-- BEGIN Input records --

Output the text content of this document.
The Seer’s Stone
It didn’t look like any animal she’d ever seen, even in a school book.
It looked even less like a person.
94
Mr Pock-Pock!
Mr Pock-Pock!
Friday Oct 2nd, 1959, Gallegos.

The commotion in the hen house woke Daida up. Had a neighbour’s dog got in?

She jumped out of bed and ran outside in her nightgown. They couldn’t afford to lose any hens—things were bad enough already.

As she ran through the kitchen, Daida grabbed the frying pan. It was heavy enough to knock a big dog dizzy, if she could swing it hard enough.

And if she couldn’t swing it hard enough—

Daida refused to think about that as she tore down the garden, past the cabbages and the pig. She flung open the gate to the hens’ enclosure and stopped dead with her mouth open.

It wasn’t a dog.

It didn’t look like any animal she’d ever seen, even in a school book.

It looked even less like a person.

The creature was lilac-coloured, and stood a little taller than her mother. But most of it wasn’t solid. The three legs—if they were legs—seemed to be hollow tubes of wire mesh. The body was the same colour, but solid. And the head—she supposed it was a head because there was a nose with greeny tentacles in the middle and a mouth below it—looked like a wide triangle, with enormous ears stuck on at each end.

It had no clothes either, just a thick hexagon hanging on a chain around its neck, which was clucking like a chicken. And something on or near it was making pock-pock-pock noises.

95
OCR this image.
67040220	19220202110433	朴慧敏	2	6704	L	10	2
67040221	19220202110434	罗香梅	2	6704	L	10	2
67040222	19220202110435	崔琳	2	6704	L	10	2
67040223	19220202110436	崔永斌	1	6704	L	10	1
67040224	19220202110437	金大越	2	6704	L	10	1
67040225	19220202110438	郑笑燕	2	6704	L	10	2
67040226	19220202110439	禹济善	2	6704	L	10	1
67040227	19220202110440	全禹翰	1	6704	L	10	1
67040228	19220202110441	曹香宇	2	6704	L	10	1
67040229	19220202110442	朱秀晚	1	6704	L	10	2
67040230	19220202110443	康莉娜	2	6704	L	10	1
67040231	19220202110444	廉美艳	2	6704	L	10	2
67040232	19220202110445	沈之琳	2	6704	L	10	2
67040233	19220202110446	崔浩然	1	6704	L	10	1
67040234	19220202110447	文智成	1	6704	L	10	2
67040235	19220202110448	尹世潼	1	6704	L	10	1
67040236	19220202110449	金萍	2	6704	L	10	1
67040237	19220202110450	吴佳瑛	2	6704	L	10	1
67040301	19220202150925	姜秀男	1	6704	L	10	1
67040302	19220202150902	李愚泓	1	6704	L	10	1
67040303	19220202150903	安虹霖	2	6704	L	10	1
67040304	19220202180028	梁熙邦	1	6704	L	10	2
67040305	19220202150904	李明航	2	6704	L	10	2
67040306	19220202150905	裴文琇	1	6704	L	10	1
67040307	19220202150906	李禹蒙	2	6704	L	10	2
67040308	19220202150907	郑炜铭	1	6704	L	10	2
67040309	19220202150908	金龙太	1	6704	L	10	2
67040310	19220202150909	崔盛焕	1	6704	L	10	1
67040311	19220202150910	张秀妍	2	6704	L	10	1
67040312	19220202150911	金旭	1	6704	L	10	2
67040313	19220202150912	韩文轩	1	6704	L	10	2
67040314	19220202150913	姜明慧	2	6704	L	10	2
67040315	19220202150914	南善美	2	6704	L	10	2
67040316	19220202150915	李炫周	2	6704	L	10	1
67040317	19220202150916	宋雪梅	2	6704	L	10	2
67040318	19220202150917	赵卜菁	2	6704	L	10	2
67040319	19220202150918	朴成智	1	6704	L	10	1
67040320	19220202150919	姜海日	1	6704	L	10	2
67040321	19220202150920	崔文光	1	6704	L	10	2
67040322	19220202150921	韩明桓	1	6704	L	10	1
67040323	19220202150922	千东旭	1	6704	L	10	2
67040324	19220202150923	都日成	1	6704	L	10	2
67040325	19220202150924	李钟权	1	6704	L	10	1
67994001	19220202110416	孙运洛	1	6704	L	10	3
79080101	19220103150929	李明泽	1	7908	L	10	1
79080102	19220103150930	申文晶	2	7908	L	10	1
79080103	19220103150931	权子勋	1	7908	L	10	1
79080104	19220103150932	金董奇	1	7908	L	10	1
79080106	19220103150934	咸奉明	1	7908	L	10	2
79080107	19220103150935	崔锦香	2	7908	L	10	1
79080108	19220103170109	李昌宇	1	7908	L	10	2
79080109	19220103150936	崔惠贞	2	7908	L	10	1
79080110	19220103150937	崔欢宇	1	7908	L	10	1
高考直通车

-- END Input records --

Set problem => Reproduce the records word for word.

Output =>
Output the text content of this document.
The Seer’s Stone
It didn’t look like any animal she’d ever seen, even in a school book.
It looked even less like a person.
94
Mr Pock-Pock!
Mr Pock-Pock!
Friday Oct 2nd, 1959, Gallegos.

The commotion in the hen house woke Daida up. Had a neighbour’s dog got in?

She jumped out of bed and ran outside in her nightgown. They couldn’t afford to lose any hens—things were bad enough already.

As she ran through the kitchen, Daida grabbed the frying pan. It was heavy enough to knock a big dog dizzy, if she could swing it hard enough.

And if she couldn’t swing it hard enough—

Daida refused to think about that as she tore down the garden, past the cabbages and the pig. She flung open the gate to the hens’ enclosure and stopped dead with her mouth open.

It wasn’t a dog.

It didn’t look like any animal she’d ever seen, even in a school book.

It looked even less like a person.

The creature was lilac-coloured, and stood a little taller than her mother. But most of it wasn’t solid. The three legs—if they were legs—seemed to be hollow tubes of wire mesh. The body was the same colour, but solid. And the head—she supposed it was a head because there was a nose with greeny tentacles in the middle and a mouth below it—looked like a wide triangle, with enormous ears stuck on at each end.

It had no clothes either, just a thick hexagon hanging on a chain around its neck, which was clucking like a chicken. And something on or near it was making pock-pock-pock noises.

95
OCR this image.
67040220	19220202110433	朴慧敏	2	6704	L	10	2
67040221	19220202110434	罗香梅	2	6704	L	10	2
67040222	19220202110435	崔琳	2	6704	L	10	2
67040223	19220202110436	崔永斌	1	6704	L	10	1
67040224	19220202110437	金大越	2	6704	L	10	1
67040225	19220202110438	郑笑燕	2	6704	L	10	2
67040226	19220202110439	禹济善	2	6704	L	10	1
67040227	19220202110440	全禹翰	1	6704	L	10	1
67040228	19220202110441	曹香宇	2	6704	L	10	1
67040229	19220202110442	朱秀晚	1	6704	L	10	2
67040230	19220202110443	康莉娜	2	6704	L	10	1
67040231	19220202110444	廉美艳	2	6704	L	10	2
67040232	19220202110445	沈之琳	2	6704	L	10	2
67040233	19220202110446	崔浩然	1	6704	L	10	1
67040234	19220202110447	文智成	1	6704	L	10	2
67040235	19220202110448	尹世潼	1	6704	L	10	1
67040236	19220202110449	金萍	2	6704	L	10	1
67040237	19220202110450	吴佳瑛	2	6704	L	10	1
67040301	19220202150925	姜秀男	1	6704	L	10	1
67040302	19220202150902	李愚泓	1	6704	L	10	1
67040303	19220202150903	安虹霖	2	6704	L	10	1
67040304	19220202180028	梁熙邦	1	6704	L	10	2
67040305	19220202150904	李明航	2	6704	L	10	2
67040306	19220202150905	裴文琇	1	6704	L	10	1
67040307	19220202150906	李禹蒙	2	6704	L	10	2
67040308	19220202150907	郑炜铭	1	6704	L	10	2
67040309	19220202150908	金龙太	1	6704	L	10	2
67040310	19220202150909	崔盛焕	1	6704	L	10	1
67040311	19220202150910	张秀妍	2	6704	L	10	1
67040312	19220202150911	金旭	1	6704	L	10	2
67040313	19220202150912	韩文轩	1	6704	L	10	2
67040314	19220202150913	姜明慧	2	6704	L	10	2
67040315	19220202150914	南善美	2	6704	L	10	2
67040316	19220202150915	李炫周	2	6704	L	10	1
67040317	19220202150916	宋雪梅	2	6704	L	10	2
67040318	19220202150917	赵卜菁	2	6704	L	10	2
67040319	19220202150918	朴成智	1	6704	L	10	1
67040320	19220202150919	姜海日	1	6704	L	10	2
67040321	19220202150920	崔文光	1	6704	L	10	2
67040322	19220202150921	韩明桓	1	6704	L	10	1
67040323	19220202150922	千东旭	1	6704	L	10	2
67040324	19220202150923	都日成	1	6704	L	10	2
67040325	19220202150924	李钟权	1	6704	L	10	1
67994001	19220202110416	孙运洛	1	6704	L	10	3
79080101	19220103150929	李明泽	1	7908	L	10	1
79080102	19220103150930	申文晶	2	7908	L	10	1
79080103	19220103150931	权子勋	1	7908	L	10	1
79080104	19220103150932	金董奇	1	7908	L	10	1
79080106	19220103150934	咸奉明	1	7908	L	10	2
79080107	19220103150935	崔锦香	2	7908	L	10	1
79080108	19220103170109	李昌宇	1	7908	L	10	2
79080109	19220103150936	崔惠贞	2	7908	L	10	1
79080110	19220103150937	崔欢宇	1	7908	L	10	1
高考直通车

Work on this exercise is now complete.